>> Start DATA
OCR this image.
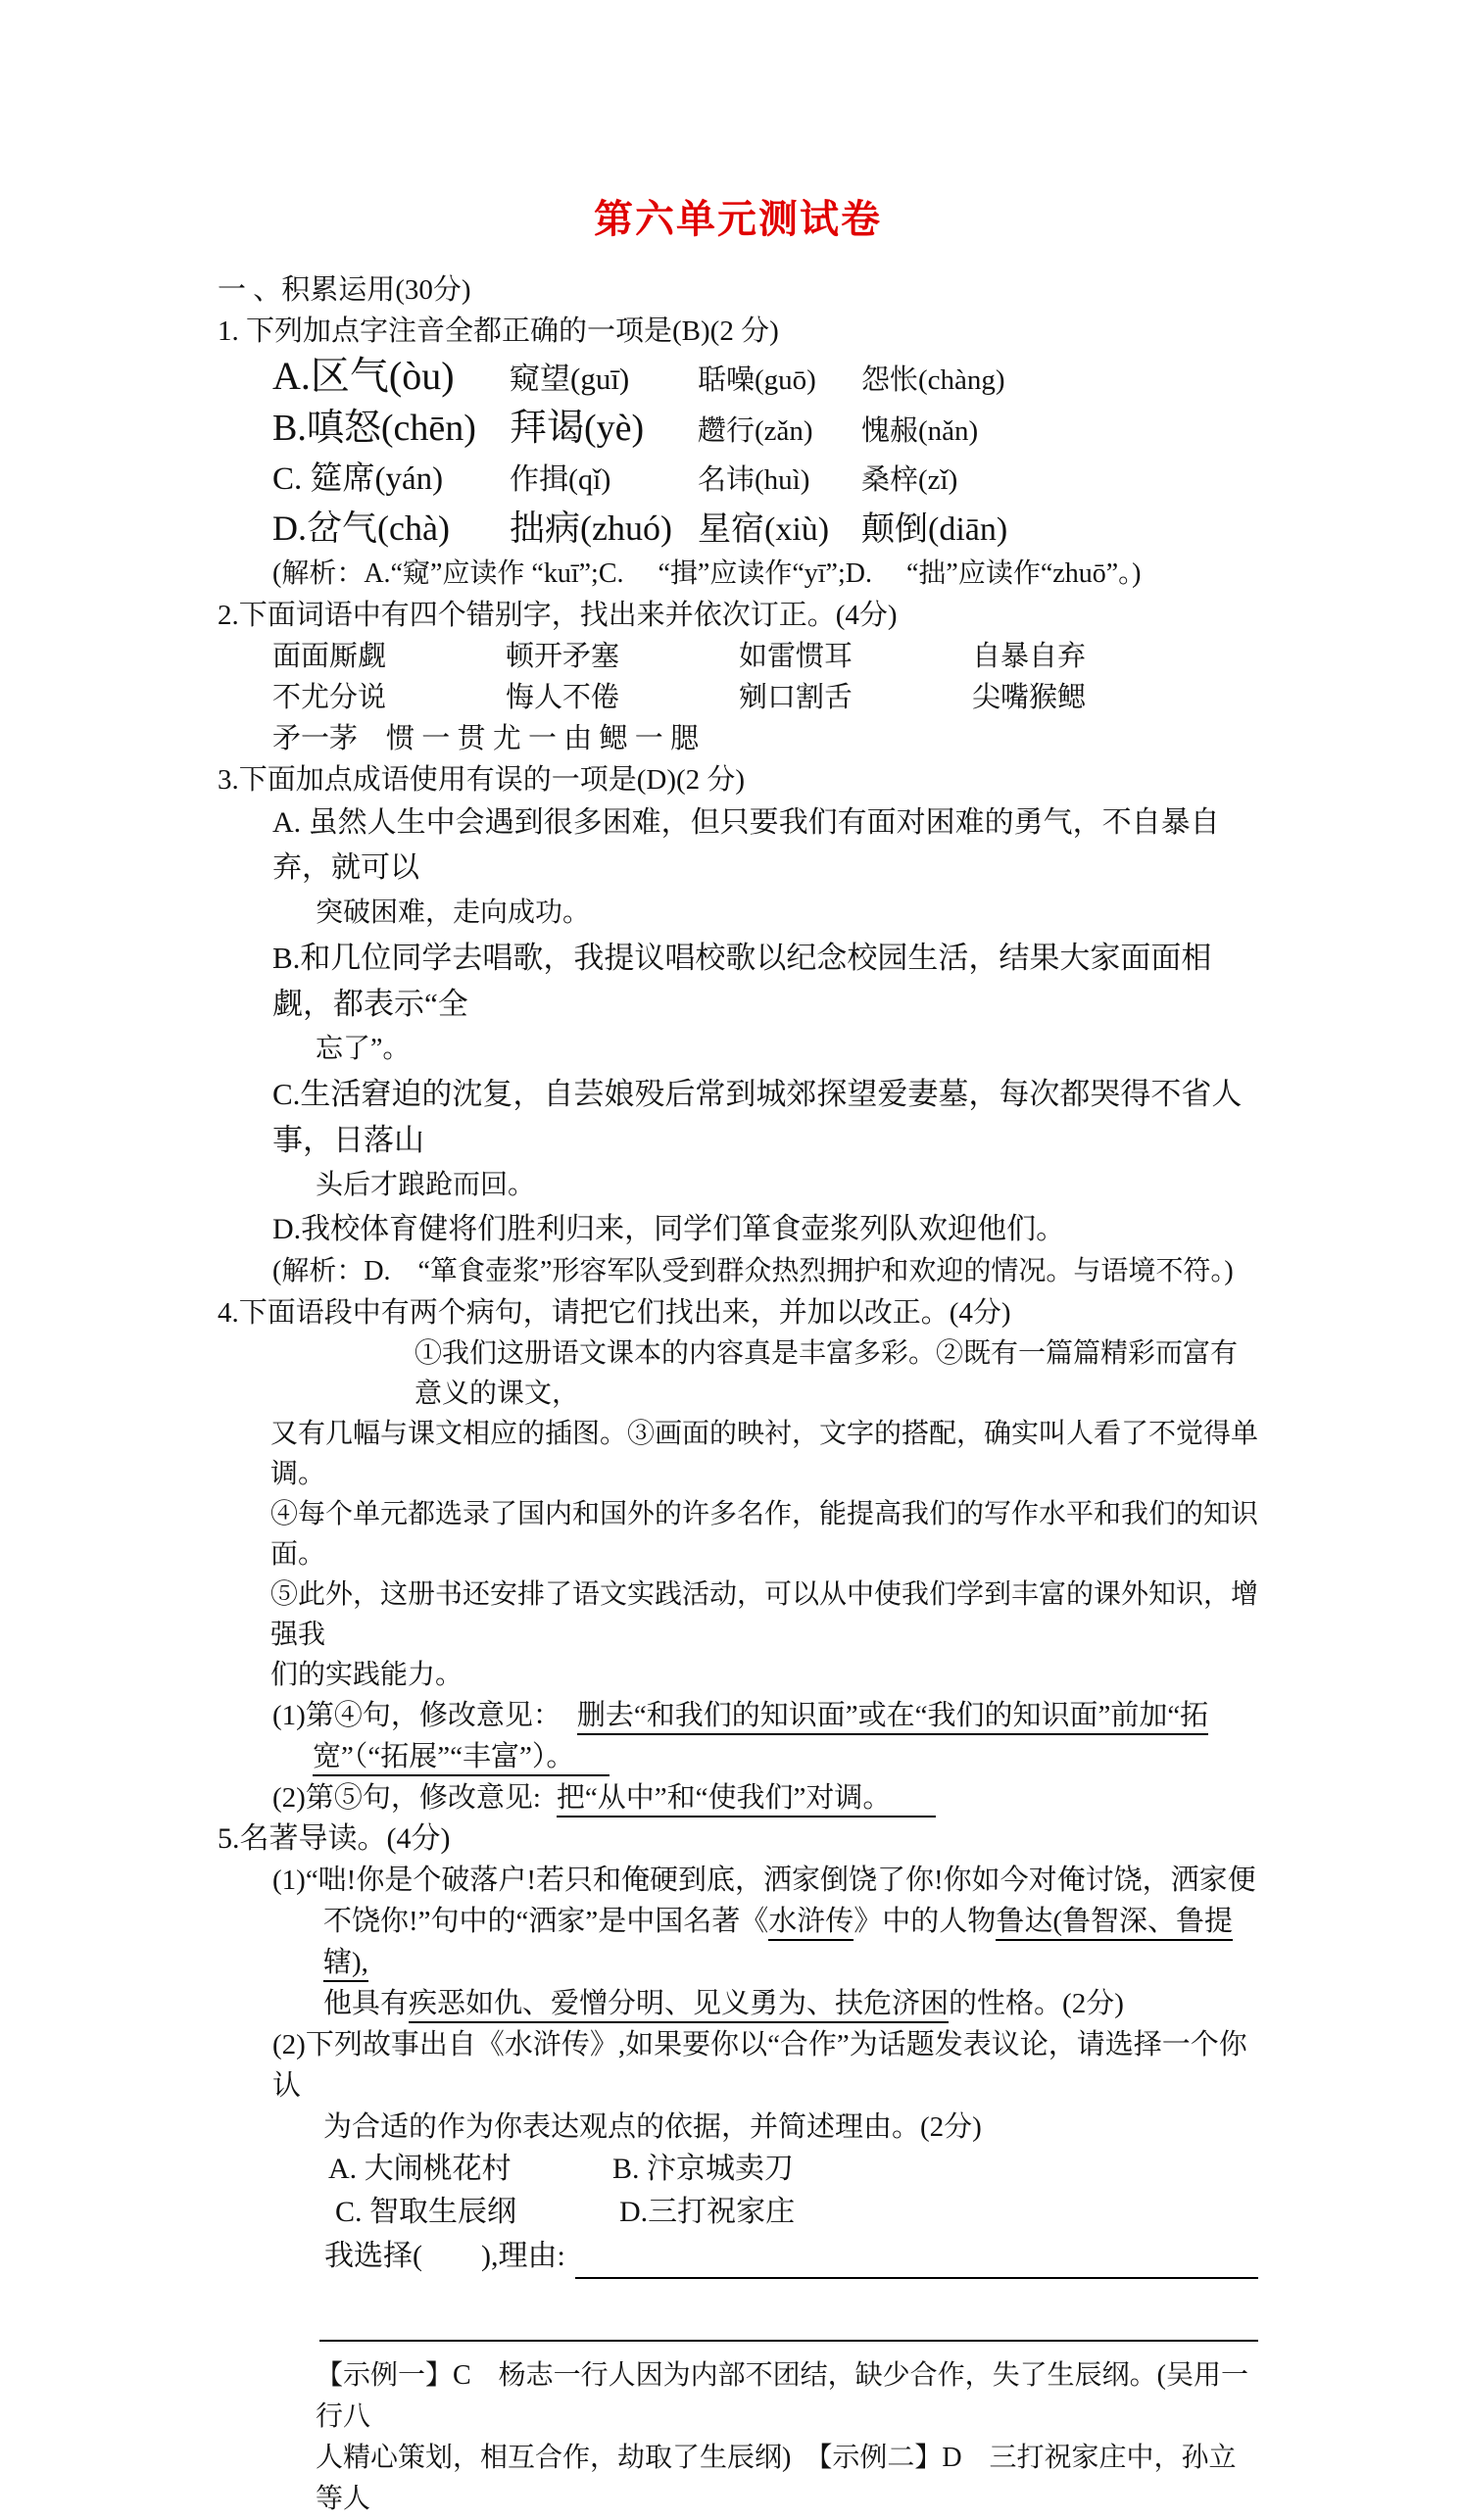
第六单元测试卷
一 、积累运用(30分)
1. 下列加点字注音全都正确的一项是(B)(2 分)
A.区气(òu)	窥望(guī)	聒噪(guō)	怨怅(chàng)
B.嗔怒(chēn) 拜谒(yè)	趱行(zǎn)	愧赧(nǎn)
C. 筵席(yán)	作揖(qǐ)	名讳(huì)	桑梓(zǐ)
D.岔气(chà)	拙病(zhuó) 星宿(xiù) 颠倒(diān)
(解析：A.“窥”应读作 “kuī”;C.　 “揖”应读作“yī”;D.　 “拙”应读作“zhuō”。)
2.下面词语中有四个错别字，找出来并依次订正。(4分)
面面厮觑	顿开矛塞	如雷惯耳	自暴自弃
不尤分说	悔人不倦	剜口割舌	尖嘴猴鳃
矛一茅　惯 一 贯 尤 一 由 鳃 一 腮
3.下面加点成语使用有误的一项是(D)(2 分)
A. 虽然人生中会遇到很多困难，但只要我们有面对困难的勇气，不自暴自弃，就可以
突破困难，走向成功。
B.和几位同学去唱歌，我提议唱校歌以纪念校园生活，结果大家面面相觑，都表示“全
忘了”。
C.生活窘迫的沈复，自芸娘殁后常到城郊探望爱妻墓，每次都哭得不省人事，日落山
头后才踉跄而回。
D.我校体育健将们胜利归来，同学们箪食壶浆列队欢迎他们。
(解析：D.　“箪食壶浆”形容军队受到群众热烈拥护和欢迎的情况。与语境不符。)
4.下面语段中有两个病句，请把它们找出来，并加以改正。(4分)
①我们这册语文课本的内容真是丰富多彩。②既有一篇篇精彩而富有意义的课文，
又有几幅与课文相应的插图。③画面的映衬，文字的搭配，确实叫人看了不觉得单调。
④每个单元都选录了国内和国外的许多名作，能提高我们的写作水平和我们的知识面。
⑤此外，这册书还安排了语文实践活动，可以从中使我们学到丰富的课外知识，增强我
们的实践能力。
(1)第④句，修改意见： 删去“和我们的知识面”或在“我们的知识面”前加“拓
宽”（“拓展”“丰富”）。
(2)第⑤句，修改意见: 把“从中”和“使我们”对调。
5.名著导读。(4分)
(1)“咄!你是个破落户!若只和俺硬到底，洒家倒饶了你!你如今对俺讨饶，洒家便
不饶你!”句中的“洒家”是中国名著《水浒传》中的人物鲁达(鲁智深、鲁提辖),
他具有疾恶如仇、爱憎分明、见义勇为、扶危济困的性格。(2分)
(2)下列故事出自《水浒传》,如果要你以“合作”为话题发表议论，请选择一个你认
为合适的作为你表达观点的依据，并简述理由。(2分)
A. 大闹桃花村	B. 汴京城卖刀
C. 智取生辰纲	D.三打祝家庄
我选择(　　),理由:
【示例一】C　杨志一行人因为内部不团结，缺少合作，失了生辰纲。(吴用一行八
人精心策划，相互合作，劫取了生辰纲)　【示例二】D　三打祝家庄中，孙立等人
>> End DATA
>> Start DATA
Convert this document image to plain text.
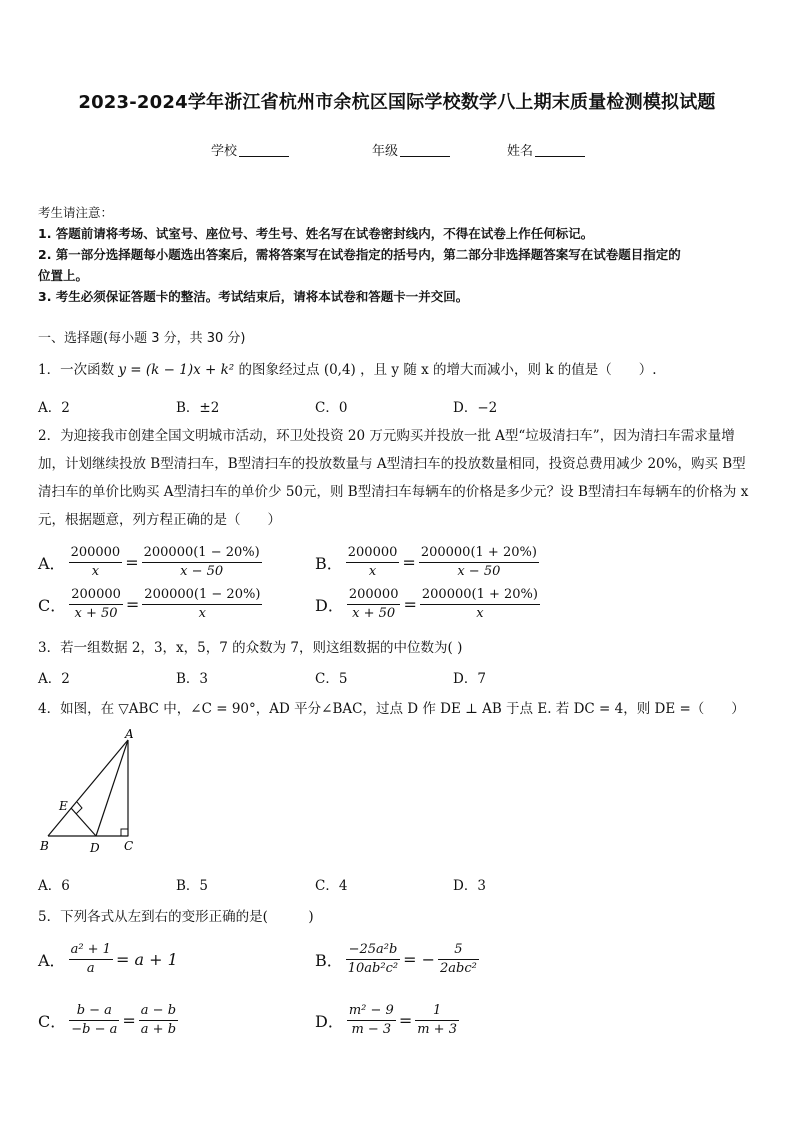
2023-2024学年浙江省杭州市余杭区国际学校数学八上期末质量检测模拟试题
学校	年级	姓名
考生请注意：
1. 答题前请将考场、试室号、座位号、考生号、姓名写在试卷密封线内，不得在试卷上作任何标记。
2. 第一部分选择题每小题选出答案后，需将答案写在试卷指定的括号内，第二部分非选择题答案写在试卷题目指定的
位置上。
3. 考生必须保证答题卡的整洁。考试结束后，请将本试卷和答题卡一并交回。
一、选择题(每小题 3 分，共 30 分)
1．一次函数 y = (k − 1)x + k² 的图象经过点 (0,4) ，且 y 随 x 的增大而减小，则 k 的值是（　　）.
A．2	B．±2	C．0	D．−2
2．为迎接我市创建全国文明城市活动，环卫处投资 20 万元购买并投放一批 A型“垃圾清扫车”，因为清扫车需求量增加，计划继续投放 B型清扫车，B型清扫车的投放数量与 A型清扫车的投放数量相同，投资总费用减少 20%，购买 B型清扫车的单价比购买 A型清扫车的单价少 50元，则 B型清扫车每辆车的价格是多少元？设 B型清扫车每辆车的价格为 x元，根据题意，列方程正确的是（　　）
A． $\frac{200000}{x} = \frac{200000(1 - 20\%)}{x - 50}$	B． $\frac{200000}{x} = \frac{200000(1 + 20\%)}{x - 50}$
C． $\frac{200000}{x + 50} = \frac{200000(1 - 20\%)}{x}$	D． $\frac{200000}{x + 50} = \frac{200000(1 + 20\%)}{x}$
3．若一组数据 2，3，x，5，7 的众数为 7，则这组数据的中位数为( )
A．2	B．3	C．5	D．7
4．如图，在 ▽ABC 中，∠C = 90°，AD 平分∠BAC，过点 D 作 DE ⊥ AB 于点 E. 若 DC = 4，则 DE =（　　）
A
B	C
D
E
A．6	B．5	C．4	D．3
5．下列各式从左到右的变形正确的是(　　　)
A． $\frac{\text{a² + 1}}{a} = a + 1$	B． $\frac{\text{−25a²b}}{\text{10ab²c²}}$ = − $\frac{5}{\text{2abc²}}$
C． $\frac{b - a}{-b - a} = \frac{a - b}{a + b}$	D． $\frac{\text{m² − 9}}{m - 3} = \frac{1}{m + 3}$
>> End DATA
# [YOUR TASK]
All lines of the data above that include the word "text" must be shown.

# [COMPLETE RESPONSE]
Convert this document image to plain text.
A． $\frac{\text{a² + 1}}{a} = a + 1$	B． $\frac{\text{−25a²b}}{\text{10ab²c²}}$ = − $\frac{5}{\text{2abc²}}$
C． $\frac{b - a}{-b - a} = \frac{a - b}{a + b}$	D． $\frac{\text{m² − 9}}{m - 3} = \frac{1}{m + 3}$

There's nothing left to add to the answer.